What to work on:
a) Reproduce the passage of the mlx4 tx ring patch thread starting with "diff --git a/drivers/net/ethernet/mellanox/mlx4/en_tx.c" and going on through "priv->num_tx_rings_p_up && cpu_online(queue_index))", substituting "txq_index" for "queue_index".
b) Pick up the mlx4 tx ring patch thread from its last line and continue it.

Excerpted text:
-----
2015-04-10 16:27:58

by Benjamin Poirier

[permalink] [raw]
Subject: [PATCH] mlx4: Fix tx ring affinity_mask creation

By default, the number of tx queues is limited by the number of online cpus in
mlx4_en_get_profile(). However, this limit no longer holds after the ethtool
.set_channels method has been called. In that situation, the driver may access
invalid bits of certain cpumask variables when queue_index > nr_cpu_ids.

Signed-off-by: Benjamin Poirier <[email protected]>
---
drivers/net/ethernet/mellanox/mlx4/en_tx.c | 8 +++++---
1 file changed, 5 insertions(+), 3 deletions(-)

diff --git a/drivers/net/ethernet/mellanox/mlx4/en_tx.c b/drivers/net/ethernet/mellanox/mlx4/en_tx.c
index 55f9f5c..8c234ec 100644
--- a/drivers/net/ethernet/mellanox/mlx4/en_tx.c
+++ b/drivers/net/ethernet/mellanox/mlx4/en_tx.c
@@ -143,8 +143,10 @@ int mlx4_en_create_tx_ring(struct mlx4_en_priv *priv,
ring->hwtstamp_tx_type = priv->hwtstamp_config.tx_type;
ring->queue_index = queue_index;

- if (queue_index < priv->num_tx_rings_p_up && cpu_online(queue_index))
- cpumask_set_cpu(queue_index, &ring->affinity_mask);
+ if (queue_index < priv->num_tx_rings_p_up)
+ cpumask_set_cpu_local_first(queue_index,
+ priv->mdev->dev->numa_node,
+ &ring->affinity_mask);

*pring = ring;
return 0;
@@ -213,7 +215,7 @@ int mlx4_en_activate_tx_ring(struct mlx4_en_priv *priv,

err = mlx4_qp_to_ready(mdev->dev, &ring->wqres.mtt, &ring->context,
&ring->qp, &ring->qp_state);
- if (!user_prio && cpu_online(ring->queue_index))
+ if (!cpumask_empty(&ring->affinity_mask))
netif_set_xps_queue(priv->dev, &ring->affinity_mask,
ring->queue_index);

--
2.3.3


2015-04-12 07:03:11

by Ido Shamay

[permalink] [raw]
Subject: Re: [PATCH] mlx4: Fix tx ring affinity_mask creation

Hi Benjamin,

On 4/10/2015 7:27 PM, Benjamin Poirier wrote:
> By default, the number of tx queues is limited by the number of online cpus in
> mlx4_en_get_profile(). However, this limit no longer holds after the ethtool
> .set_channels method has been called. In that situation, the driver may access
> invalid bits of certain cpumask variables when queue_index > nr_cpu_ids.
-----
Data lines:
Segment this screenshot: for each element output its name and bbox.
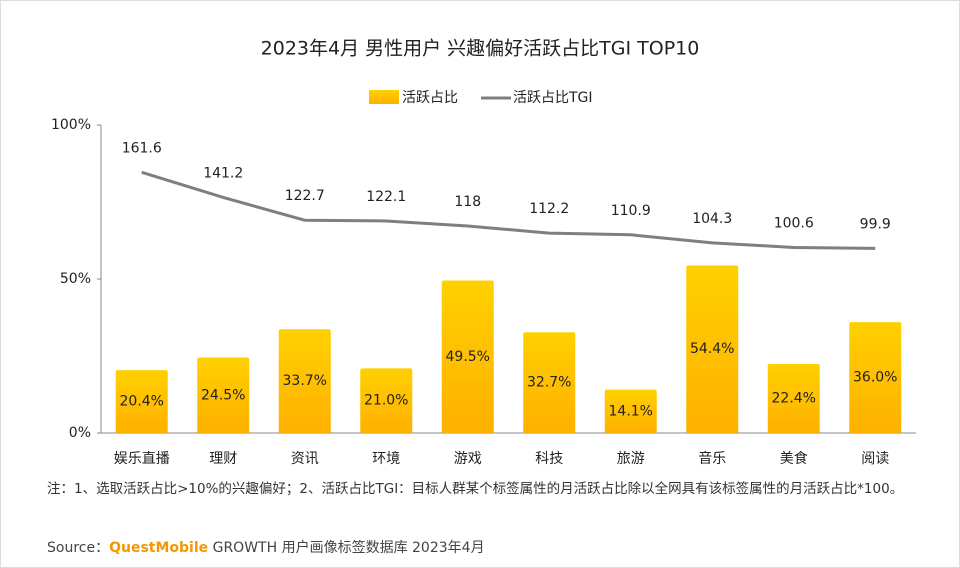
-----
Written responses:
a)
diff --git a/drivers/net/ethernet/mellanox/mlx4/en_tx.c b/drivers/net/ethernet/mellanox/mlx4/en_tx.c
index 55f9f5c..8c234ec 100644
--- a/drivers/net/ethernet/mellanox/mlx4/en_tx.c
+++ b/drivers/net/ethernet/mellanox/mlx4/en_tx.c
@@ -143,8 +143,10 @@ int mlx4_en_create_tx_ring(struct mlx4_en_priv *priv,
ring->hwtstamp_tx_type = priv->hwtstamp_config.tx_type;
ring->txq_index = txq_index;

- if (txq_index < priv->num_tx_rings_p_up && cpu_online(txq_index))

b)
I must say I don't see the above issue with the current code.
Whatever is the modified value of priv->num_tx_rings_p_up, it will set
XPS only on queues which have
been set with CPU affinity mask (no access to invalid bits).

It's true that when priv->num_tx_rings_p_up > nr_cpus. not all queues
will be set with XPS.
This is because the code tries to preserve 1:1 mapping of queues to
cores, to avoid a double mapping
of queues to cores.
I guess it's ok to break the 1:1 mapping in this condition, but the
commit message should say that instead
of invalid bits. Please fix me if I'm wrong.

> Signed-off-by: Benjamin Poirier <[email protected]>
> ---
> drivers/net/ethernet/mellanox/mlx4/en_tx.c | 8 +++++---
> 1 file changed, 5 insertions(+), 3 deletions(-)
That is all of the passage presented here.